**Records shown:**
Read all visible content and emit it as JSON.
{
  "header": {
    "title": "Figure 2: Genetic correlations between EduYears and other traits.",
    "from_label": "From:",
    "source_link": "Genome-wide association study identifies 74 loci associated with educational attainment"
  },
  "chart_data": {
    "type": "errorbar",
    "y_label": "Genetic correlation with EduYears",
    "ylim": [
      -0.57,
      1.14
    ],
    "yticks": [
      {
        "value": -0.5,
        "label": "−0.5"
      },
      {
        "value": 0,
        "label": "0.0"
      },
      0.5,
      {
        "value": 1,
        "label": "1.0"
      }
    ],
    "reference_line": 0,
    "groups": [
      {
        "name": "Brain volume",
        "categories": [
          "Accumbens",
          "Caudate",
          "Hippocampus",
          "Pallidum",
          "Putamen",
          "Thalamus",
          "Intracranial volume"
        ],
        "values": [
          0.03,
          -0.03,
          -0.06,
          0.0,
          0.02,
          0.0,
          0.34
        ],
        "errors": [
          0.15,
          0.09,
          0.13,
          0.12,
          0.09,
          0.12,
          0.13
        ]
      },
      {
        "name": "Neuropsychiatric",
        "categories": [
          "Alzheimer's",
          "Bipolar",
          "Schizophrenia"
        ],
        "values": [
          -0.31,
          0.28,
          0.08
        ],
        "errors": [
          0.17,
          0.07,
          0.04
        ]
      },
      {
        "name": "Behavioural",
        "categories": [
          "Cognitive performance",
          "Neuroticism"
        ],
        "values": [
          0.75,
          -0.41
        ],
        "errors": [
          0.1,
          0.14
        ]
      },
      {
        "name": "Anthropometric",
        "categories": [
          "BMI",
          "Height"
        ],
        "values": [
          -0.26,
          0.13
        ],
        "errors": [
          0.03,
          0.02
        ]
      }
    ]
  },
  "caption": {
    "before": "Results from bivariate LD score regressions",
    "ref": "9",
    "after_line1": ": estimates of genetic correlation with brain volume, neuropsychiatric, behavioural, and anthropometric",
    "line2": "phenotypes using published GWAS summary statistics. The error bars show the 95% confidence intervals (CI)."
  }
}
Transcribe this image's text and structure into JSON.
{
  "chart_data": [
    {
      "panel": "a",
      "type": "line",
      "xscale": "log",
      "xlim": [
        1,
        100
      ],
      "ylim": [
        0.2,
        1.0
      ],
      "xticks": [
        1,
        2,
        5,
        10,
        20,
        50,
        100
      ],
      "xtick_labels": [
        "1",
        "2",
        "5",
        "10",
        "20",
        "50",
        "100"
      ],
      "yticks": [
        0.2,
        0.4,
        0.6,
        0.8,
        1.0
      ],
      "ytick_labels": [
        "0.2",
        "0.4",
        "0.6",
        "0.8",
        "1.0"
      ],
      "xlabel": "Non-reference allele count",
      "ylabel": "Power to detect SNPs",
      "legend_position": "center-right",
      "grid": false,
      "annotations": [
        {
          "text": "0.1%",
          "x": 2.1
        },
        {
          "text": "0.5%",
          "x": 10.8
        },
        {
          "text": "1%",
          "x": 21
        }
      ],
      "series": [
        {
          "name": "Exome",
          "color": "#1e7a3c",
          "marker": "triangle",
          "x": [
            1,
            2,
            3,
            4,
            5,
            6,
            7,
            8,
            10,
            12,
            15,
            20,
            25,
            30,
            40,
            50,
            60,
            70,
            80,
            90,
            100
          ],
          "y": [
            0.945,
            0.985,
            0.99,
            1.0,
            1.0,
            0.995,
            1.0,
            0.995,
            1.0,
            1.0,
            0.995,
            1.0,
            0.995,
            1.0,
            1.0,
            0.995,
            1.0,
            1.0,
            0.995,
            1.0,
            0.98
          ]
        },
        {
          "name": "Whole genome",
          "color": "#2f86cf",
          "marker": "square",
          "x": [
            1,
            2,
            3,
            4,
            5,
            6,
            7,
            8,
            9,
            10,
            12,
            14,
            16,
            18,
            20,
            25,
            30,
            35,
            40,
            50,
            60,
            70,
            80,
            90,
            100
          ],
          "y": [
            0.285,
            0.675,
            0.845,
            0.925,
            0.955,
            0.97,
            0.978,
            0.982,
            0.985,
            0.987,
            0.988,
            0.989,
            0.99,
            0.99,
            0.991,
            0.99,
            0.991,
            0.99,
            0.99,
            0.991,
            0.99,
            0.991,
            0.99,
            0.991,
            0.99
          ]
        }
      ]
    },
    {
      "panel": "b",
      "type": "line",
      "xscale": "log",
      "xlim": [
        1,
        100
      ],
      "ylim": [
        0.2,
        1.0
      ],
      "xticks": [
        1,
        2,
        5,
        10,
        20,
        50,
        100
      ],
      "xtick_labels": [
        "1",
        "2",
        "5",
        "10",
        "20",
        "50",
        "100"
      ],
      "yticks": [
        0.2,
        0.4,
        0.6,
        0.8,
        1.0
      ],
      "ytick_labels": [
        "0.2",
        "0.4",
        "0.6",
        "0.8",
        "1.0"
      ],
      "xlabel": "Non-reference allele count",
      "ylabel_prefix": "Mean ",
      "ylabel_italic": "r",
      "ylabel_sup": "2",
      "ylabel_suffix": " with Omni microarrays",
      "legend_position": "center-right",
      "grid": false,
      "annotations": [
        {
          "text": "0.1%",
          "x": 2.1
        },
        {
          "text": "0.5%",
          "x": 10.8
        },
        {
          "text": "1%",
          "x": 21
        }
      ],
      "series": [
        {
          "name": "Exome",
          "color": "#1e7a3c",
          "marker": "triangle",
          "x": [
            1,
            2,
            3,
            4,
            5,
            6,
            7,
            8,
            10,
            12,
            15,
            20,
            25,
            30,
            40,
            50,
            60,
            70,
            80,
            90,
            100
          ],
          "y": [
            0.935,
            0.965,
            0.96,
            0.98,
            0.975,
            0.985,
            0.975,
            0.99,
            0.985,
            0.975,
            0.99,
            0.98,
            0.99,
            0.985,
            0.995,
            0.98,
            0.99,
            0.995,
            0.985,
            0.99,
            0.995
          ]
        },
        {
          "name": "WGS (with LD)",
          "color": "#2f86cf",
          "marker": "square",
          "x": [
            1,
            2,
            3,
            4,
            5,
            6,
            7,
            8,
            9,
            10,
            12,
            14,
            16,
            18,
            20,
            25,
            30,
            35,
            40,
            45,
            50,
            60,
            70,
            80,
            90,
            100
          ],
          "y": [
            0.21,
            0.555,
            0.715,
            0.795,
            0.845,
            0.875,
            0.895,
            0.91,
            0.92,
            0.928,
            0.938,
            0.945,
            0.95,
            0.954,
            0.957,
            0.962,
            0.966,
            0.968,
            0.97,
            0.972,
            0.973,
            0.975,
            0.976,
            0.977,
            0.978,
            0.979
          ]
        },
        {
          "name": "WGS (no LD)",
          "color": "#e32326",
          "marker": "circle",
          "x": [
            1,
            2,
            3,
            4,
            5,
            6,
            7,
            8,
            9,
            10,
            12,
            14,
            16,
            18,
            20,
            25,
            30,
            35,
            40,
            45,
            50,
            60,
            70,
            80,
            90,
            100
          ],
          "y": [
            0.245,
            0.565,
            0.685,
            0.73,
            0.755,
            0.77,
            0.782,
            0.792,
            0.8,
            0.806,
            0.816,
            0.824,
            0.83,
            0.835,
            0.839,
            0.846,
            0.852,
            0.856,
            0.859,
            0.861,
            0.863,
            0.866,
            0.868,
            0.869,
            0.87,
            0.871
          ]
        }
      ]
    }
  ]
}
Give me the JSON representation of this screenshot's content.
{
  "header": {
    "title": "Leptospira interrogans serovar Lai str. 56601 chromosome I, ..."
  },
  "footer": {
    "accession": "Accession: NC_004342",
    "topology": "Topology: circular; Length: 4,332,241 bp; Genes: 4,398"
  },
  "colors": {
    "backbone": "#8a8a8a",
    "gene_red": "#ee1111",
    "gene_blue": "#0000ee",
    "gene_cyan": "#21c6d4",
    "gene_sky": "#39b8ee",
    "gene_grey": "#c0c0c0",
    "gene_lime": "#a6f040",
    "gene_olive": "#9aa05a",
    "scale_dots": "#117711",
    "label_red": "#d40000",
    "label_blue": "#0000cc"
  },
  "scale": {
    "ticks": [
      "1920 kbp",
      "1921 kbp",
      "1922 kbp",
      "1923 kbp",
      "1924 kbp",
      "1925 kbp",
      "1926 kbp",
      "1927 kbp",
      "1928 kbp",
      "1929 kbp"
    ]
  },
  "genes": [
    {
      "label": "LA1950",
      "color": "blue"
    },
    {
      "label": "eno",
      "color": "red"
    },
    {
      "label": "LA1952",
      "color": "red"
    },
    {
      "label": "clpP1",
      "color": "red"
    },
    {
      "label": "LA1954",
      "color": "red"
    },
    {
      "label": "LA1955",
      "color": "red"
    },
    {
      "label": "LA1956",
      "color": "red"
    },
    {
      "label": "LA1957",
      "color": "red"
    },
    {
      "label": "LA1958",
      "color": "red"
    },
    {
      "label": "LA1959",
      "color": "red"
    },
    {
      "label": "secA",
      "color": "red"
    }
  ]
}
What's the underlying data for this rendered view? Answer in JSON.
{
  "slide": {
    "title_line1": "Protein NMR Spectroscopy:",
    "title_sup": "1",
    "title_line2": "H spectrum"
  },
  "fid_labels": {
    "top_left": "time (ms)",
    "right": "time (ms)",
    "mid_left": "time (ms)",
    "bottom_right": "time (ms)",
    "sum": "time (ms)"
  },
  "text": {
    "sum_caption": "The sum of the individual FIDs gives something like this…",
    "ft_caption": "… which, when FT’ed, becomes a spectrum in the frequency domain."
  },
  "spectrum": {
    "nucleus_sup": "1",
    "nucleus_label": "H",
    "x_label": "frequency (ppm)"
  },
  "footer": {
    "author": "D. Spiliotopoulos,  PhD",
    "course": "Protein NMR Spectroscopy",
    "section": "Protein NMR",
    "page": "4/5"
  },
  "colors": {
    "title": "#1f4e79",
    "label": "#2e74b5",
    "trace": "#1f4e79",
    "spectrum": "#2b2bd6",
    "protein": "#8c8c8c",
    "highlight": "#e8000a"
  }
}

**Task requirements:** State the number of lines in the material above that hold the word "JSON", adding nothing else.

**Exercise output:** 4